_Given task_:
From the listing below, pull out the lines that hold "dist".

_Excerpted records_:
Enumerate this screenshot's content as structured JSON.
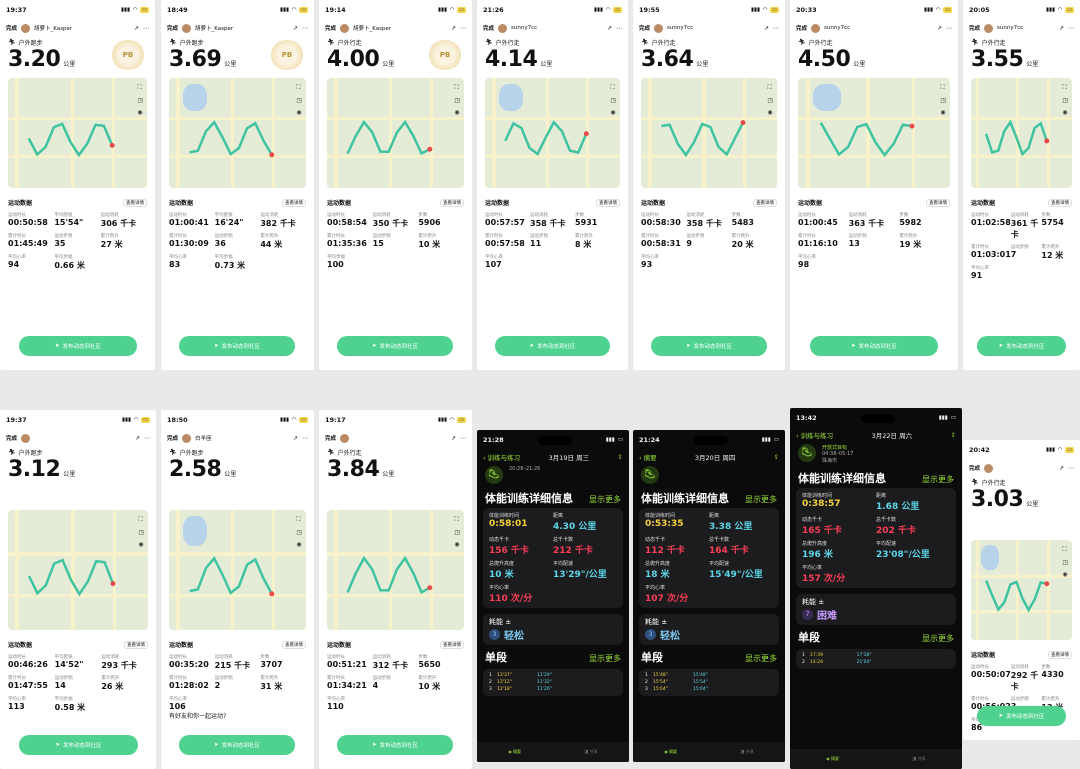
{
  "common": {
    "done_label": "完成",
    "post_label": "发布动态到社区",
    "data_title": "运动数据",
    "detail_label": "查看详情"
  },
  "top": [
    {
      "time": "19:37",
      "type": "户外跑步",
      "user": "胡萝卜_Kasper",
      "dist": "3.20",
      "unit": "公里",
      "badge": "PB",
      "stats": [
        [
          "运动时长",
          "00:50:58"
        ],
        [
          "平均配速",
          "15'54\""
        ],
        [
          "运动消耗",
          "306 千卡"
        ],
        [
          "累计时长",
          "01:45:49"
        ],
        [
          "运动步频",
          "35"
        ],
        [
          "累计爬升",
          "27 米"
        ],
        [
          "平均心率",
          "94"
        ],
        [
          "平均步幅",
          "0.66 米"
        ]
      ]
    },
    {
      "time": "18:49",
      "type": "户外跑步",
      "user": "胡萝卜_Kasper",
      "dist": "3.69",
      "unit": "公里",
      "badge": "PB",
      "stats": [
        [
          "运动时长",
          "01:00:41"
        ],
        [
          "平均配速",
          "16'24\""
        ],
        [
          "运动消耗",
          "382 千卡"
        ],
        [
          "累计时长",
          "01:30:09"
        ],
        [
          "运动步频",
          "36"
        ],
        [
          "累计爬升",
          "44 米"
        ],
        [
          "平均心率",
          "83"
        ],
        [
          "平均步幅",
          "0.73 米"
        ]
      ]
    },
    {
      "time": "19:14",
      "type": "户外行走",
      "user": "胡萝卜_Kasper",
      "dist": "4.00",
      "unit": "公里",
      "badge": "PB",
      "stats": [
        [
          "运动时长",
          "00:58:54"
        ],
        [
          "运动消耗",
          "350 千卡"
        ],
        [
          "步数",
          "5906"
        ],
        [
          "累计时长",
          "01:35:36"
        ],
        [
          "运动步频",
          "15"
        ],
        [
          "累计爬升",
          "10 米"
        ],
        [
          "平均步幅",
          "100"
        ]
      ]
    },
    {
      "time": "21:26",
      "type": "户外行走",
      "user": "sunny7cc",
      "dist": "4.14",
      "unit": "公里",
      "badge": "",
      "stats": [
        [
          "运动时长",
          "00:57:57"
        ],
        [
          "运动消耗",
          "358 千卡"
        ],
        [
          "步数",
          "5931"
        ],
        [
          "累计时长",
          "00:57:58"
        ],
        [
          "运动步频",
          "11"
        ],
        [
          "累计爬升",
          "8 米"
        ],
        [
          "平均心率",
          "107"
        ]
      ]
    },
    {
      "time": "19:55",
      "type": "户外行走",
      "user": "sunny7cc",
      "dist": "3.64",
      "unit": "公里",
      "badge": "",
      "stats": [
        [
          "运动时长",
          "00:58:30"
        ],
        [
          "运动消耗",
          "358 千卡"
        ],
        [
          "步数",
          "5483"
        ],
        [
          "累计时长",
          "00:58:31"
        ],
        [
          "运动步频",
          "9"
        ],
        [
          "累计爬升",
          "20 米"
        ],
        [
          "平均心率",
          "93"
        ]
      ]
    },
    {
      "time": "20:33",
      "type": "户外行走",
      "user": "sunny7cc",
      "dist": "4.50",
      "unit": "公里",
      "badge": "",
      "stats": [
        [
          "运动时长",
          "01:00:45"
        ],
        [
          "运动消耗",
          "363 千卡"
        ],
        [
          "步数",
          "5982"
        ],
        [
          "累计时长",
          "01:16:10"
        ],
        [
          "运动步频",
          "13"
        ],
        [
          "累计爬升",
          "19 米"
        ],
        [
          "平均心率",
          "98"
        ]
      ]
    },
    {
      "time": "20:05",
      "type": "户外行走",
      "user": "sunny7cc",
      "dist": "3.55",
      "unit": "公里",
      "badge": "",
      "stats": [
        [
          "运动时长",
          "01:02:58"
        ],
        [
          "运动消耗",
          "361 千卡"
        ],
        [
          "步数",
          "5754"
        ],
        [
          "累计时长",
          "01:03:01"
        ],
        [
          "运动步频",
          "7"
        ],
        [
          "累计爬升",
          "12 米"
        ],
        [
          "平均心率",
          "91"
        ]
      ]
    }
  ],
  "bottom_light": [
    {
      "time": "19:37",
      "type": "户外跑步",
      "user": "",
      "dist": "3.12",
      "unit": "公里",
      "stats": [
        [
          "运动时长",
          "00:46:26"
        ],
        [
          "平均配速",
          "14'52\""
        ],
        [
          "运动消耗",
          "293 千卡"
        ],
        [
          "累计时长",
          "01:47:55"
        ],
        [
          "运动步频",
          "14"
        ],
        [
          "累计爬升",
          "26 米"
        ],
        [
          "平均心率",
          "113"
        ],
        [
          "平均步幅",
          "0.58 米"
        ]
      ]
    },
    {
      "time": "18:50",
      "type": "户外跑步",
      "user": "白羊座",
      "dist": "2.58",
      "unit": "公里",
      "stats": [
        [
          "运动时长",
          "00:35:20"
        ],
        [
          "运动消耗",
          "215 千卡"
        ],
        [
          "步数",
          "3707"
        ],
        [
          "累计时长",
          "01:28:02"
        ],
        [
          "运动步频",
          "2"
        ],
        [
          "累计爬升",
          "31 米"
        ],
        [
          "平均心率",
          "106"
        ]
      ],
      "prompt": "有好友和你一起运动?"
    },
    {
      "time": "19:17",
      "type": "户外行走",
      "user": "",
      "dist": "3.84",
      "unit": "公里",
      "stats": [
        [
          "运动时长",
          "00:51:21"
        ],
        [
          "运动消耗",
          "312 千卡"
        ],
        [
          "步数",
          "5650"
        ],
        [
          "累计时长",
          "01:34:21"
        ],
        [
          "运动步频",
          "4"
        ],
        [
          "累计爬升",
          "10 米"
        ],
        [
          "平均心率",
          "110"
        ]
      ]
    }
  ],
  "dark": [
    {
      "time": "21:28",
      "back": "训练与练习",
      "date": "3月19日 周三",
      "time_range": "20:28–21:26",
      "section": "体能训练详细信息",
      "more": "显示更多",
      "cells": [
        [
          "体能训练时间",
          "0:58:01",
          "c-yellow"
        ],
        [
          "距离",
          "4.30 公里",
          "c-cyan"
        ],
        [
          "动态千卡",
          "156 千卡",
          "c-red"
        ],
        [
          "总千卡数",
          "212 千卡",
          "c-red"
        ],
        [
          "总爬升高度",
          "10 米",
          "c-cyan"
        ],
        [
          "平均配速",
          "13'29\"/公里",
          "c-cyan"
        ],
        [
          "平均心率",
          "110 次/分",
          "c-red"
        ]
      ],
      "effort_label": "耗能",
      "effort_num": "3",
      "effort_word": "轻松",
      "splits_title": "单段",
      "splits": [
        [
          "1",
          "13'37\"",
          "11'29\""
        ],
        [
          "2",
          "13'12\"",
          "11'32\""
        ],
        [
          "3",
          "12'18\"",
          "11'26\""
        ]
      ],
      "tabs": [
        "摘要",
        "共享"
      ]
    },
    {
      "time": "21:24",
      "back": "摘要",
      "date": "3月20日 周四",
      "time_range": "",
      "section": "体能训练详细信息",
      "more": "显示更多",
      "cells": [
        [
          "体能训练时间",
          "0:53:35",
          "c-yellow"
        ],
        [
          "距离",
          "3.38 公里",
          "c-cyan"
        ],
        [
          "动态千卡",
          "112 千卡",
          "c-red"
        ],
        [
          "总千卡数",
          "164 千卡",
          "c-red"
        ],
        [
          "总爬升高度",
          "18 米",
          "c-cyan"
        ],
        [
          "平均配速",
          "15'49\"/公里",
          "c-cyan"
        ],
        [
          "平均心率",
          "107 次/分",
          "c-red"
        ]
      ],
      "effort_label": "耗能",
      "effort_num": "3",
      "effort_word": "轻松",
      "splits_title": "单段",
      "splits": [
        [
          "1",
          "15'48\"",
          "15'48\""
        ],
        [
          "2",
          "15'54\"",
          "15'54\""
        ],
        [
          "3",
          "15'04\"",
          "15'04\""
        ]
      ],
      "tabs": [
        "摘要",
        "共享"
      ]
    },
    {
      "time": "13:42",
      "back": "训练与练习",
      "date": "3月22日 周六",
      "time_range": "04:38–05:17",
      "section": "体能训练详细信息",
      "more": "显示更多",
      "activity": "开放式目标",
      "place": "珠海市",
      "cells": [
        [
          "体能训练时间",
          "0:38:57",
          "c-yellow"
        ],
        [
          "距离",
          "1.68 公里",
          "c-cyan"
        ],
        [
          "动态千卡",
          "165 千卡",
          "c-red"
        ],
        [
          "总千卡数",
          "202 千卡",
          "c-red"
        ],
        [
          "总爬升高度",
          "196 米",
          "c-cyan"
        ],
        [
          "平均配速",
          "23'08\"/公里",
          "c-cyan"
        ],
        [
          "平均心率",
          "157 次/分",
          "c-red"
        ]
      ],
      "effort_label": "耗能",
      "effort_num": "7",
      "effort_word": "困难",
      "splits_title": "单段",
      "splits": [
        [
          "1",
          "17:39",
          "17'38\""
        ],
        [
          "2",
          "14:24",
          "21'04\""
        ]
      ],
      "tabs": [
        "摘要",
        "共享"
      ]
    }
  ],
  "last": {
    "time": "20:42",
    "type": "户外行走",
    "dist": "3.03",
    "unit": "公里",
    "stats": [
      [
        "运动时长",
        "00:50:07"
      ],
      [
        "运动消耗",
        "292 千卡"
      ],
      [
        "步数",
        "4330"
      ],
      [
        "累计时长",
        "00:56:02"
      ],
      [
        "运动步频",
        "3"
      ],
      [
        "累计爬升",
        "12 米"
      ],
      [
        "平均心率",
        "86"
      ]
    ]
  }
}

_Reply_:
      "dist": "3.20",
      "dist": "3.69",
      "dist": "4.00",
      "dist": "4.14",
      "dist": "3.64",
      "dist": "4.50",
      "dist": "3.55",
      "dist": "3.12",
      "dist": "2.58",
      "dist": "3.84",
    "dist": "3.03",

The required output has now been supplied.